REQUIREMENTS: Locate all lines with the word "Place" and copy them out.

RECORDED INFORMATION:
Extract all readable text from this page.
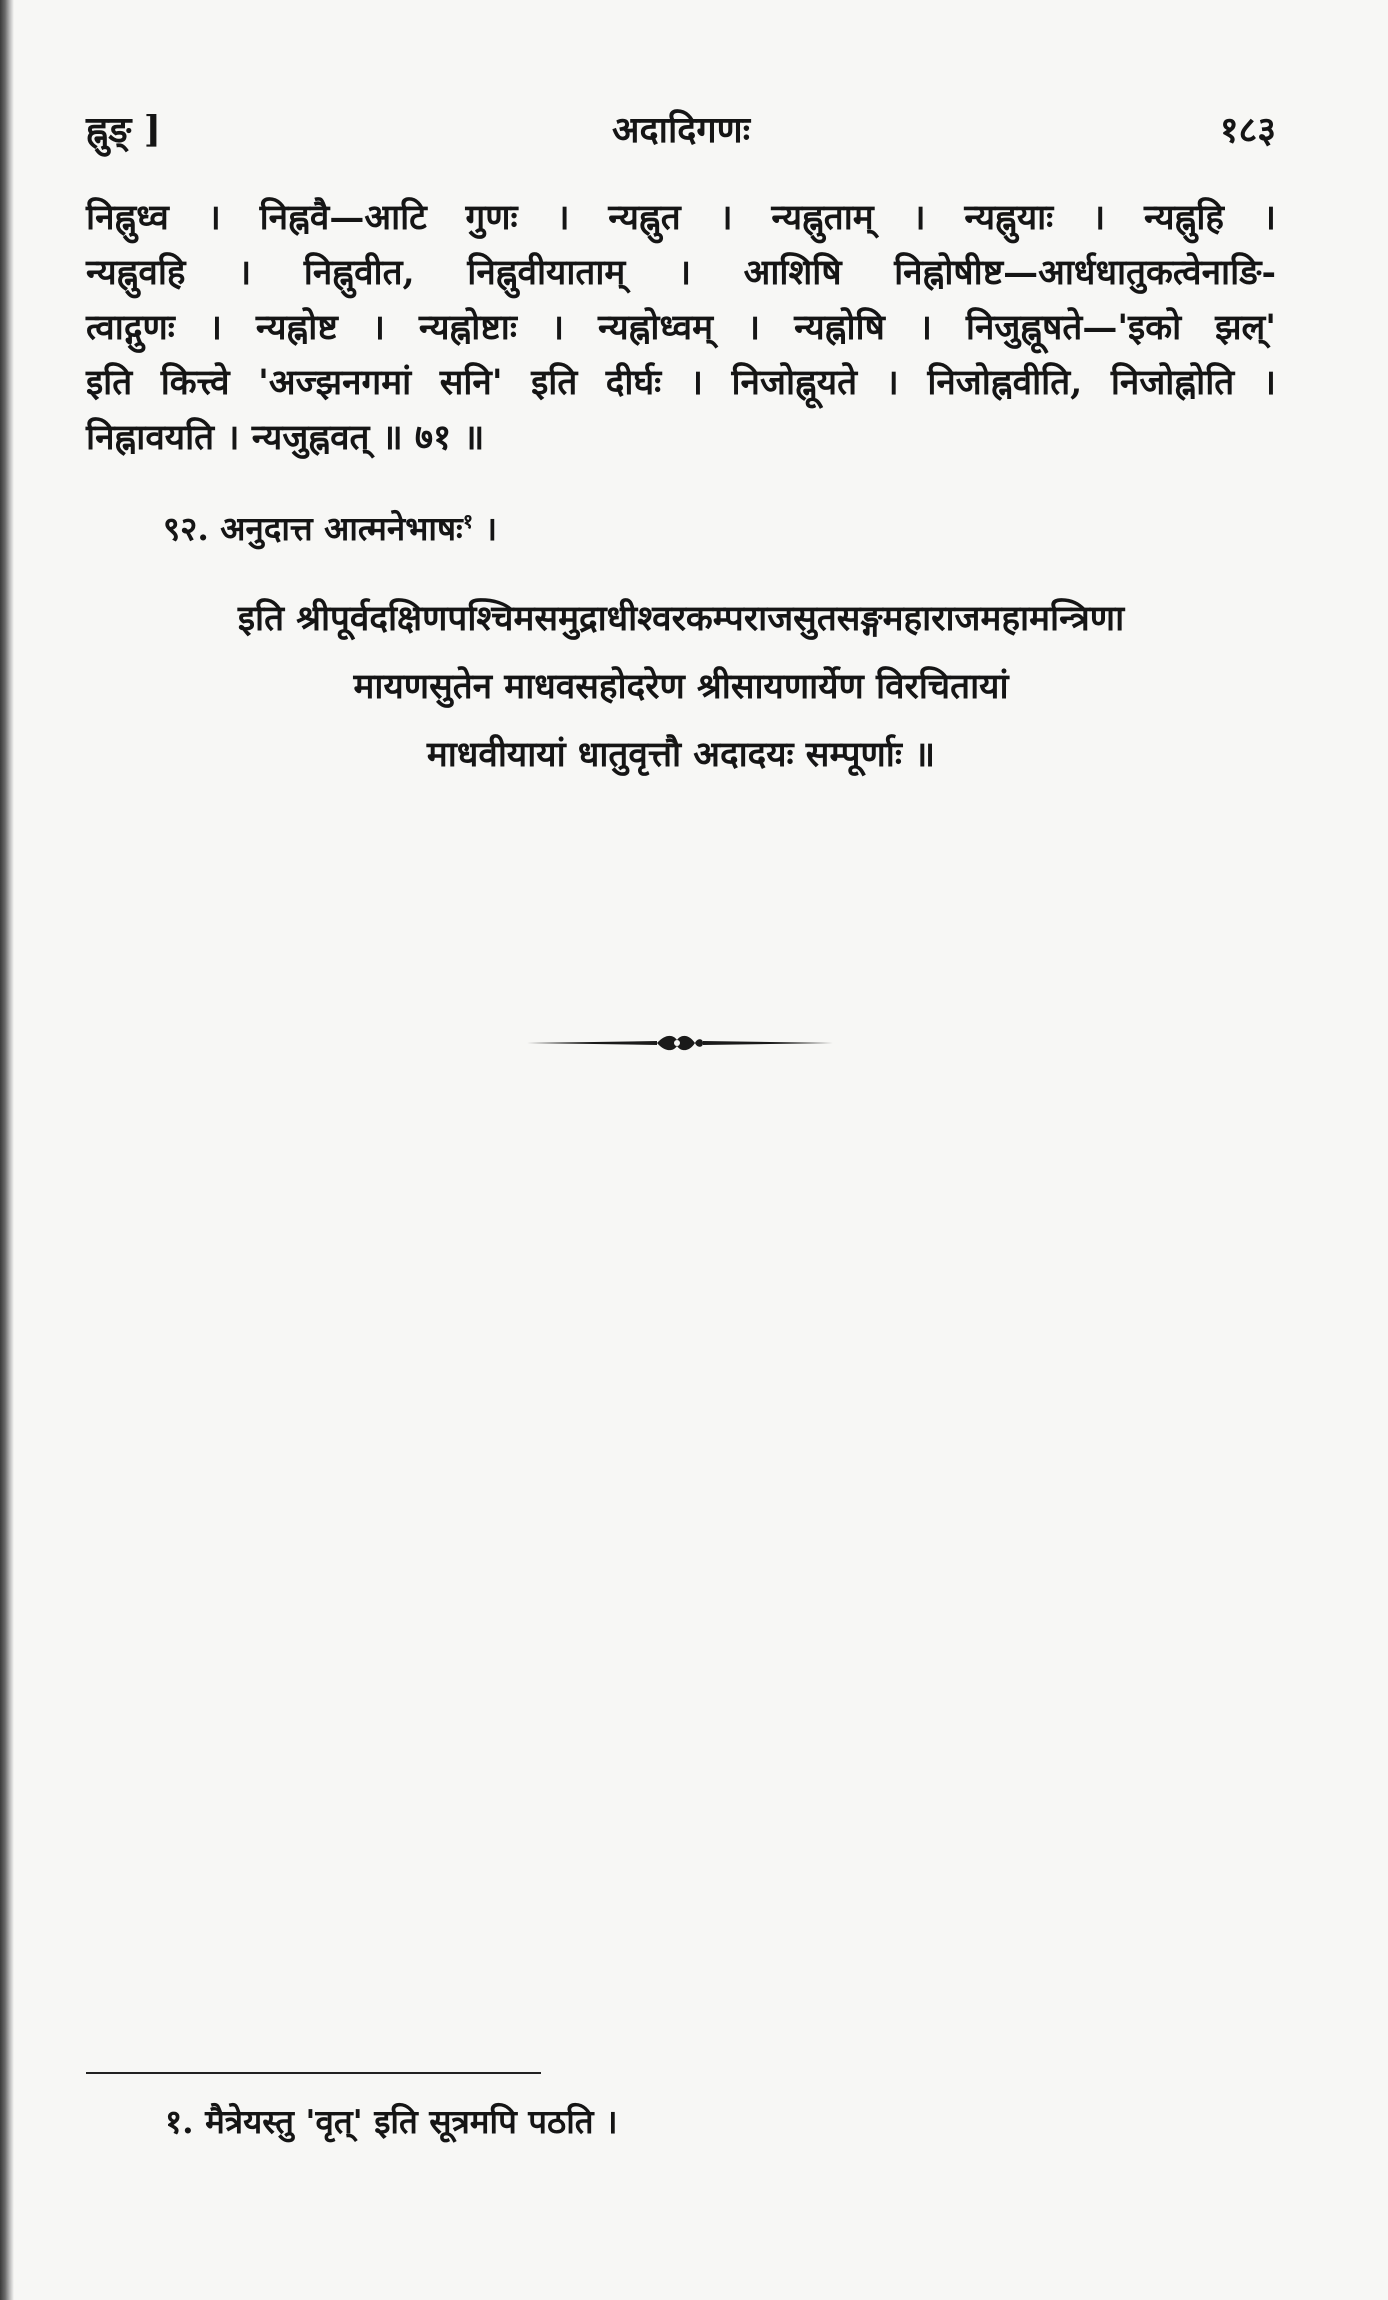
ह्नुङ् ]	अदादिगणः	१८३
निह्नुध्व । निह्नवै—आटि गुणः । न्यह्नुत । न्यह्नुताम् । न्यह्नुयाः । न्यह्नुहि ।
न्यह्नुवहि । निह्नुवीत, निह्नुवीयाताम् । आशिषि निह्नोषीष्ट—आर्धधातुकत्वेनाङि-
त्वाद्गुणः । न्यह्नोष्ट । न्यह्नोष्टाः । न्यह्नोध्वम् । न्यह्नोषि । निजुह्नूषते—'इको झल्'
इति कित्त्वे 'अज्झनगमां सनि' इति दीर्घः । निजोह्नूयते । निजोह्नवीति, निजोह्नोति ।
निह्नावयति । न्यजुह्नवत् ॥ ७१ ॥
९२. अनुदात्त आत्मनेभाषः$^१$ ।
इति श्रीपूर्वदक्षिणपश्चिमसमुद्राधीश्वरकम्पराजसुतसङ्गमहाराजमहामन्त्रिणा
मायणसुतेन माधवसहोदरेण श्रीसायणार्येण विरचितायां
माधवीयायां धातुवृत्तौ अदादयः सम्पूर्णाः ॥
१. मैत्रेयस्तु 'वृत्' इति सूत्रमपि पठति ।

--

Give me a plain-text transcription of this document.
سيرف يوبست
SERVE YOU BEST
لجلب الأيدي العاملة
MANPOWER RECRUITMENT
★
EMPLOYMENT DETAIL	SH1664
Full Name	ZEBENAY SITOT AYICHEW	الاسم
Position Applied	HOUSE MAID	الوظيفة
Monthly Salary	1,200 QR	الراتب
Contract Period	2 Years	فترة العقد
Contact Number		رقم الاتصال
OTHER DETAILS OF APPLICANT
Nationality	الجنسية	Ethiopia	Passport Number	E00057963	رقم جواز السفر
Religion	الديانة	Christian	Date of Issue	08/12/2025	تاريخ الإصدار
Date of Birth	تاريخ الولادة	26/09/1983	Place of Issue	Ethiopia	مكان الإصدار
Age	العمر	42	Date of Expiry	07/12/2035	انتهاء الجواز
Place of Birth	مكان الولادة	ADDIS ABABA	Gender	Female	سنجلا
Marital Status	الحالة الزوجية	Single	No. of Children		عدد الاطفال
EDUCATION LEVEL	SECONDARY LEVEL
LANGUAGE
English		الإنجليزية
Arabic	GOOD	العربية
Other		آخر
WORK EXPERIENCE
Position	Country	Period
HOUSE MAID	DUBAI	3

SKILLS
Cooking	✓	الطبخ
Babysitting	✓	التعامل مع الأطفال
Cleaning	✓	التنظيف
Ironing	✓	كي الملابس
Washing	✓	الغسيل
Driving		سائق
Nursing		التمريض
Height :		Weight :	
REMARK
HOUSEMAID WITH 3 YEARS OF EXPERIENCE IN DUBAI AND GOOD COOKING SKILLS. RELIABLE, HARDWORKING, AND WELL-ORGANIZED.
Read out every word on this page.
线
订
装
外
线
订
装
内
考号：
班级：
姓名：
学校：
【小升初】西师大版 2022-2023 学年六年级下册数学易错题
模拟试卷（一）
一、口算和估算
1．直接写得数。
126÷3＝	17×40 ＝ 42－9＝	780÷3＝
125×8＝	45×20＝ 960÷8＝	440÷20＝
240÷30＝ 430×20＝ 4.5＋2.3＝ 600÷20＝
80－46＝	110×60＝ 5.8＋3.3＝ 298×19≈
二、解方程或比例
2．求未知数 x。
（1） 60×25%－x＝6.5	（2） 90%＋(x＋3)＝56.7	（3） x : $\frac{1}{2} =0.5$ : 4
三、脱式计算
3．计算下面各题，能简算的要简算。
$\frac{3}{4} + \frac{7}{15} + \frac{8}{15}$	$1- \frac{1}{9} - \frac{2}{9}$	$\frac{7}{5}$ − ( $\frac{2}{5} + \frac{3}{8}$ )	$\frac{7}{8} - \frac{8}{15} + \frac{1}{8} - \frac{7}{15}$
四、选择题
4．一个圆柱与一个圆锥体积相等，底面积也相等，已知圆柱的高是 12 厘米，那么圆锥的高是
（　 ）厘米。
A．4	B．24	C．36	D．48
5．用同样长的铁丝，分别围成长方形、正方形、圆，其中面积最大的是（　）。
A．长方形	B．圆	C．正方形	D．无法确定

FINAL RESULT:
Date of Birth	تاريخ الولادة	26/09/1983	Place of Issue	Ethiopia	مكان الإصدار
Place of Birth	مكان الولادة	ADDIS ABABA	Gender	Female	سنجلا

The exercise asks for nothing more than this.